→ **To be done**
Output each entry below as it stands, leaving out every picture.

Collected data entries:
-------------------------
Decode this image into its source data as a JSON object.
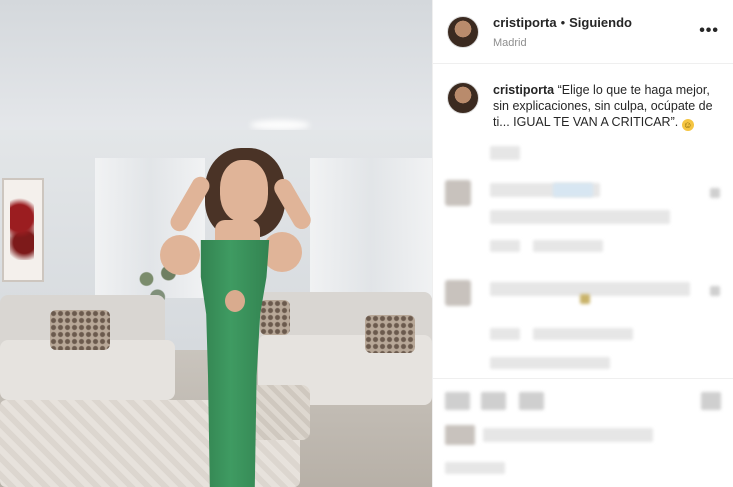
{
  "post": {
    "username": "cristiporta",
    "separator": "•",
    "follow_label": "Siguiendo",
    "location": "Madrid",
    "more_icon": "more-options-icon",
    "more_glyph": "•••",
    "caption_username": "cristiporta",
    "caption_text": "“Elige lo que te haga mejor, sin explicaciones, sin culpa, ocúpate de ti... IGUAL TE VAN A CRITICAR”.",
    "caption_emoji": "☺"
  },
  "colors": {
    "dress": "#3f9b62",
    "text": "#262626",
    "muted": "#8e8e8e"
  }
}
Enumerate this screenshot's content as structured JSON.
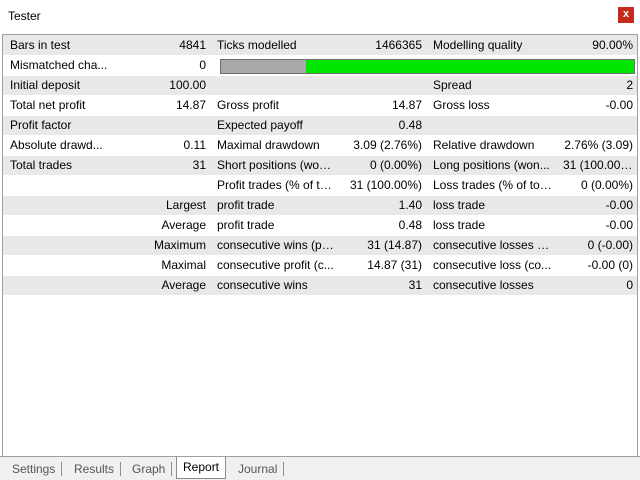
-------------------------
→ **The solution**
Decode this image into its source data as a JSON object.
{
  "post": {
    "username": "cristiporta",
    "separator": "•",
    "follow_label": "Siguiendo",
    "location": "Madrid",
    "more_icon": "more-options-icon",
    "more_glyph": "•••",
    "caption_username": "cristiporta",
    "caption_text": "“Elige lo que te haga mejor, sin explicaciones, sin culpa, ocúpate de ti... IGUAL TE VAN A CRITICAR”.",
    "caption_emoji": "☺"
  },
  "colors": {
    "dress": "#3f9b62",
    "text": "#262626",
    "muted": "#8e8e8e"
  }
}
Enumerate this screenshot's content as structured JSON.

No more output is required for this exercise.